*Objective:*
Below are the records. List every line holding the word "arrow".

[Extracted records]

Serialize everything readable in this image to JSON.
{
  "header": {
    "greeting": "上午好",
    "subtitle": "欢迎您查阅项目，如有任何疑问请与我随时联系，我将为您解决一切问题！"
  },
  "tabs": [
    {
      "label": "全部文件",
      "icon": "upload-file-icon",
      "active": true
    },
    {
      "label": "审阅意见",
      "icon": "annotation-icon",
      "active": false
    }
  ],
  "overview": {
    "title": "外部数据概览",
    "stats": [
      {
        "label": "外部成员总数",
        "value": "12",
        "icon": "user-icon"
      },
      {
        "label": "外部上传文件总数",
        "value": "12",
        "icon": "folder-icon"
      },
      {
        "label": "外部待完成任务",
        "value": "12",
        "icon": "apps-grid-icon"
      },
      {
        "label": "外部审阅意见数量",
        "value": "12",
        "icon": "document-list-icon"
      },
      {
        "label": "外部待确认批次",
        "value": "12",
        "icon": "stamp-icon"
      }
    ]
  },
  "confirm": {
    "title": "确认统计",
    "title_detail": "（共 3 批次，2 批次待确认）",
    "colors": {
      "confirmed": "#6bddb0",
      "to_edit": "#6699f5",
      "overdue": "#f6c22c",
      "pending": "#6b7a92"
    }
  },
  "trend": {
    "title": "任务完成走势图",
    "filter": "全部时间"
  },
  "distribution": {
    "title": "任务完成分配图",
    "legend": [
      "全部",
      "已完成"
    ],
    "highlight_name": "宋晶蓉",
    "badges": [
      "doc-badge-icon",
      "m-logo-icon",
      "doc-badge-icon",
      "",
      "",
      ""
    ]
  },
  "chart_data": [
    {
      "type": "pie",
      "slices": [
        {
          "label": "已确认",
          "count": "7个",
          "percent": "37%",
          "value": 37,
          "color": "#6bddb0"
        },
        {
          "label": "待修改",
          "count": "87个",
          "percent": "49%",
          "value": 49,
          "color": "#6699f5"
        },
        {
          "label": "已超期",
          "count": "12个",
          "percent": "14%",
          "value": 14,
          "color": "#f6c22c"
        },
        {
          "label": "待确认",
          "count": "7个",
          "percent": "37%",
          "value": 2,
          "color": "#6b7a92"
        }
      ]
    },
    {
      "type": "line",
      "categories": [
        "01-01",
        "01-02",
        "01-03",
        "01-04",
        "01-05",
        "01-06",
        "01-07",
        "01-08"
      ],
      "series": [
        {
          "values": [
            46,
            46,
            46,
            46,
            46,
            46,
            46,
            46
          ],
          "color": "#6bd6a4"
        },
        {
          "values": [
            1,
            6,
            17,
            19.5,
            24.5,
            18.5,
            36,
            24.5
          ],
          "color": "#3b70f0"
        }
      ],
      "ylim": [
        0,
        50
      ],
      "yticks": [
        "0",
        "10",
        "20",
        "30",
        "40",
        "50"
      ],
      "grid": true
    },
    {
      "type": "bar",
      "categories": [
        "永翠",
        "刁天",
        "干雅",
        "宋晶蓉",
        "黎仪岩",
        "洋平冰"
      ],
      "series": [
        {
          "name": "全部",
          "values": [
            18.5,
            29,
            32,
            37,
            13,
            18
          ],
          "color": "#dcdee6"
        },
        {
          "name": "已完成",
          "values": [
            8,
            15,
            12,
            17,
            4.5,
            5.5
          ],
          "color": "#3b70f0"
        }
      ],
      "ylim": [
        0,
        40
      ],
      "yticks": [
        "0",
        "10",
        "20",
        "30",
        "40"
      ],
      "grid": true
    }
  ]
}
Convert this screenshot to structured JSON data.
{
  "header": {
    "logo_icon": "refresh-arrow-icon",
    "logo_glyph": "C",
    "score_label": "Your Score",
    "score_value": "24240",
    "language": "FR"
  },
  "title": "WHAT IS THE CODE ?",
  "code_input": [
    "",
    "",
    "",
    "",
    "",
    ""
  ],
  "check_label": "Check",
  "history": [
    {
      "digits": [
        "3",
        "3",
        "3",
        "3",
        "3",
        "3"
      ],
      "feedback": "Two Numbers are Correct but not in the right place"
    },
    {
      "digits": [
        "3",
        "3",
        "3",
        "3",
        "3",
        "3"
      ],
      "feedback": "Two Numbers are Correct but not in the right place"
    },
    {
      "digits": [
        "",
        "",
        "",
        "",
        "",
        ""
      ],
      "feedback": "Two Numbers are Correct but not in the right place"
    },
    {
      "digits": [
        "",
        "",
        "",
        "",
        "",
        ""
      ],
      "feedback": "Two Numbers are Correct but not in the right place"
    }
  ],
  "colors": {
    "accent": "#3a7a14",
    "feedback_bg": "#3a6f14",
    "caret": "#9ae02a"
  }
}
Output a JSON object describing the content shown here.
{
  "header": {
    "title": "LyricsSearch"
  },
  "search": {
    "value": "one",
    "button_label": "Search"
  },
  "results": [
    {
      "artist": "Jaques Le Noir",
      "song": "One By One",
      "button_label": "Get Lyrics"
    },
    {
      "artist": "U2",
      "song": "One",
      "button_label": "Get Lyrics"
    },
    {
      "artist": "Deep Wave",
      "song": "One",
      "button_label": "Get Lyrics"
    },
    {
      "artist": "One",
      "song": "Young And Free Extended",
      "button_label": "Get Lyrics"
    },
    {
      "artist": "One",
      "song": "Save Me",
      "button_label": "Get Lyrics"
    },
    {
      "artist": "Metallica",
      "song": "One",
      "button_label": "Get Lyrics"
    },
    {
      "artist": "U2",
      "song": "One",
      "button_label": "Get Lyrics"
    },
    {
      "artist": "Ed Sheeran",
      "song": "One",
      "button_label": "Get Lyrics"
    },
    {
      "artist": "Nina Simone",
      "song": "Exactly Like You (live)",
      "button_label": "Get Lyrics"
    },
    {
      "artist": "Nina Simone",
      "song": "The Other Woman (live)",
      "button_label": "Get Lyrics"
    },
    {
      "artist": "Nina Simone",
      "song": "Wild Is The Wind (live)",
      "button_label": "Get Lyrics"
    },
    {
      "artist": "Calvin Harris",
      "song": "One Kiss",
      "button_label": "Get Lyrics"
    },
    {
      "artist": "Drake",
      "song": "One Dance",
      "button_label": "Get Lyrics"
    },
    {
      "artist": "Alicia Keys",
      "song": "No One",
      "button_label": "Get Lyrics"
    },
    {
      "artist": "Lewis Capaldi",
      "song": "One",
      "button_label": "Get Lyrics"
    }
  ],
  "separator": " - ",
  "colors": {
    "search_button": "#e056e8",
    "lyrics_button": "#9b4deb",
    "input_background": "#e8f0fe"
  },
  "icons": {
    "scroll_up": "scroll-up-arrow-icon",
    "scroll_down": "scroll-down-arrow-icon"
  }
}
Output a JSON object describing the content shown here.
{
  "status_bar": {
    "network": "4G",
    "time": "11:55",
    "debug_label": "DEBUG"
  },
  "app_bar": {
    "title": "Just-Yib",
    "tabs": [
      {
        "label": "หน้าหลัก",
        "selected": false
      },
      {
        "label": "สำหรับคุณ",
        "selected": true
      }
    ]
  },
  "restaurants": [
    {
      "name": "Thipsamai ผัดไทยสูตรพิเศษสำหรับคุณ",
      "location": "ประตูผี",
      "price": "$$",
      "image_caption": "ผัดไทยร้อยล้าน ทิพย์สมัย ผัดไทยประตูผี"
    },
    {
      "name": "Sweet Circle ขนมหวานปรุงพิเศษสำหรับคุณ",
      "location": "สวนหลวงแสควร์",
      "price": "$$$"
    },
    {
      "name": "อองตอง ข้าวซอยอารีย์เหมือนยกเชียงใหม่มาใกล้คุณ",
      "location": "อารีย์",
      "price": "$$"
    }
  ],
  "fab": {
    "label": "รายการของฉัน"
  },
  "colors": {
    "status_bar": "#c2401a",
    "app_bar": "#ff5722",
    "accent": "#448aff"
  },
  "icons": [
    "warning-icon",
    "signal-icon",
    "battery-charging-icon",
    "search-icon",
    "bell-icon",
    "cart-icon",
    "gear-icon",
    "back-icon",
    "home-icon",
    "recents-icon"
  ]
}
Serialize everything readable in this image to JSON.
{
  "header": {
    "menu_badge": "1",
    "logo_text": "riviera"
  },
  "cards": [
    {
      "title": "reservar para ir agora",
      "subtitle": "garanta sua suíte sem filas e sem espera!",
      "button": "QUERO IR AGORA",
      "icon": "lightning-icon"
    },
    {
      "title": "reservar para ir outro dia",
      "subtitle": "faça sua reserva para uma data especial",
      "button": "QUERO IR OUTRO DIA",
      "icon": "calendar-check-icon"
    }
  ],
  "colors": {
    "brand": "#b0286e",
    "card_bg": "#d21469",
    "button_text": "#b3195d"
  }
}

*Written solution:*
    "logo_icon": "refresh-arrow-icon",
    "scroll_up": "scroll-up-arrow-icon",
    "scroll_down": "scroll-down-arrow-icon"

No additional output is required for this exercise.